### Aim of the exercise
The records below should be written out again, exactly.

### Record extracts
....
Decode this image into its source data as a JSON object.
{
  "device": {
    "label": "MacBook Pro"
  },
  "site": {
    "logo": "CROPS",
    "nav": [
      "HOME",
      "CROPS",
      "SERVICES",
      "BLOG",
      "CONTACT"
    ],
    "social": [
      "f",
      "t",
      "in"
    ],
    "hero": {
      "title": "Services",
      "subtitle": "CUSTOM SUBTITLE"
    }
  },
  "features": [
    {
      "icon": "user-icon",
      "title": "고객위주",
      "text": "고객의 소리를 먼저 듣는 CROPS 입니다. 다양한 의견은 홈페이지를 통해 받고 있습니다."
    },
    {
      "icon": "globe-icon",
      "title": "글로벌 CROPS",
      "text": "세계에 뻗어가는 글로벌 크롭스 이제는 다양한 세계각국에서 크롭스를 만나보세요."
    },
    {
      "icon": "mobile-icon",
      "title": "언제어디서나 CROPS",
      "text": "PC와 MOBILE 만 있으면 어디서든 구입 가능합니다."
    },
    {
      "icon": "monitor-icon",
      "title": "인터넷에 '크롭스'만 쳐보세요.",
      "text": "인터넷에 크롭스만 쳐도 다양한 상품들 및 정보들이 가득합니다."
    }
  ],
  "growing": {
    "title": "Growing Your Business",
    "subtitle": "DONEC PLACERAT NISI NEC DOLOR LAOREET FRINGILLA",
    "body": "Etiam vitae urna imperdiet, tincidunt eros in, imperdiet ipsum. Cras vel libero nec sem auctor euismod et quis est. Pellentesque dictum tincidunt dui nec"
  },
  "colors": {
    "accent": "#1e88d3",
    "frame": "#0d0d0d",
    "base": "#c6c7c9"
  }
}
....
### Response to this task
Decode this image into its source data as a JSON object.
{
  "device": {
    "label": "MacBook Pro"
  },
  "site": {
    "logo": "CROPS",
    "nav": [
      "HOME",
      "CROPS",
      "SERVICES",
      "BLOG",
      "CONTACT"
    ],
    "social": [
      "f",
      "t",
      "in"
    ],
    "hero": {
      "title": "Services",
      "subtitle": "CUSTOM SUBTITLE"
    }
  },
  "features": [
    {
      "icon": "user-icon",
      "title": "고객위주",
      "text": "고객의 소리를 먼저 듣는 CROPS 입니다. 다양한 의견은 홈페이지를 통해 받고 있습니다."
    },
    {
      "icon": "globe-icon",
      "title": "글로벌 CROPS",
      "text": "세계에 뻗어가는 글로벌 크롭스 이제는 다양한 세계각국에서 크롭스를 만나보세요."
    },
    {
      "icon": "mobile-icon",
      "title": "언제어디서나 CROPS",
      "text": "PC와 MOBILE 만 있으면 어디서든 구입 가능합니다."
    },
    {
      "icon": "monitor-icon",
      "title": "인터넷에 '크롭스'만 쳐보세요.",
      "text": "인터넷에 크롭스만 쳐도 다양한 상품들 및 정보들이 가득합니다."
    }
  ],
  "growing": {
    "title": "Growing Your Business",
    "subtitle": "DONEC PLACERAT NISI NEC DOLOR LAOREET FRINGILLA",
    "body": "Etiam vitae urna imperdiet, tincidunt eros in, imperdiet ipsum. Cras vel libero nec sem auctor euismod et quis est. Pellentesque dictum tincidunt dui nec"
  },
  "colors": {
    "accent": "#1e88d3",
    "frame": "#0d0d0d",
    "base": "#c6c7c9"
  }
}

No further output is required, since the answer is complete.